[Records]
******

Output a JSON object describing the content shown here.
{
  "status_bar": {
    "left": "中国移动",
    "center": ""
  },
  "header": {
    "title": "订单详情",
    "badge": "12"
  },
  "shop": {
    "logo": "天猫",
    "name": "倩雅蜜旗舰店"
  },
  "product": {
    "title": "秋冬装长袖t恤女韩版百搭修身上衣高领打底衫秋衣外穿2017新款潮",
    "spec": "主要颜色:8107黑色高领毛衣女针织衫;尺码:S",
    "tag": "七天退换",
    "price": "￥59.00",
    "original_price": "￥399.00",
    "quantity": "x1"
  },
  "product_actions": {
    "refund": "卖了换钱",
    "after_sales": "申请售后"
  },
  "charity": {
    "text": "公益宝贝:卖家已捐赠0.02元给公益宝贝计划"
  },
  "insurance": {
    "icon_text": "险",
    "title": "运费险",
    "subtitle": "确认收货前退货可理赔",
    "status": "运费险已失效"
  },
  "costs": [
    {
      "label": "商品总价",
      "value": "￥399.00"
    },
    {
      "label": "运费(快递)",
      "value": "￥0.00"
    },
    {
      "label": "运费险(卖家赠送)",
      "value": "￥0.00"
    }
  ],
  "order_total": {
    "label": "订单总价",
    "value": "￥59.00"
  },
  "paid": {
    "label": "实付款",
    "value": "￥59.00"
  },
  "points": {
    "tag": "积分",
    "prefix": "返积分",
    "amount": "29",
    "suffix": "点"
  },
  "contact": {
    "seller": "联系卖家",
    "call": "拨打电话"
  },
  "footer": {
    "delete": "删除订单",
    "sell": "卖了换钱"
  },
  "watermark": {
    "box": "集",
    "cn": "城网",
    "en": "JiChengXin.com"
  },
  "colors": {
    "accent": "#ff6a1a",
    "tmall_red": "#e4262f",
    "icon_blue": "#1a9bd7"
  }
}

******

◆ Work required
Type out the material again exactly as presented.

◆ Output for this exercise
Output a JSON object describing the content shown here.
{
  "status_bar": {
    "left": "中国移动",
    "center": ""
  },
  "header": {
    "title": "订单详情",
    "badge": "12"
  },
  "shop": {
    "logo": "天猫",
    "name": "倩雅蜜旗舰店"
  },
  "product": {
    "title": "秋冬装长袖t恤女韩版百搭修身上衣高领打底衫秋衣外穿2017新款潮",
    "spec": "主要颜色:8107黑色高领毛衣女针织衫;尺码:S",
    "tag": "七天退换",
    "price": "￥59.00",
    "original_price": "￥399.00",
    "quantity": "x1"
  },
  "product_actions": {
    "refund": "卖了换钱",
    "after_sales": "申请售后"
  },
  "charity": {
    "text": "公益宝贝:卖家已捐赠0.02元给公益宝贝计划"
  },
  "insurance": {
    "icon_text": "险",
    "title": "运费险",
    "subtitle": "确认收货前退货可理赔",
    "status": "运费险已失效"
  },
  "costs": [
    {
      "label": "商品总价",
      "value": "￥399.00"
    },
    {
      "label": "运费(快递)",
      "value": "￥0.00"
    },
    {
      "label": "运费险(卖家赠送)",
      "value": "￥0.00"
    }
  ],
  "order_total": {
    "label": "订单总价",
    "value": "￥59.00"
  },
  "paid": {
    "label": "实付款",
    "value": "￥59.00"
  },
  "points": {
    "tag": "积分",
    "prefix": "返积分",
    "amount": "29",
    "suffix": "点"
  },
  "contact": {
    "seller": "联系卖家",
    "call": "拨打电话"
  },
  "footer": {
    "delete": "删除订单",
    "sell": "卖了换钱"
  },
  "watermark": {
    "box": "集",
    "cn": "城网",
    "en": "JiChengXin.com"
  },
  "colors": {
    "accent": "#ff6a1a",
    "tmall_red": "#e4262f",
    "icon_blue": "#1a9bd7"
  }
}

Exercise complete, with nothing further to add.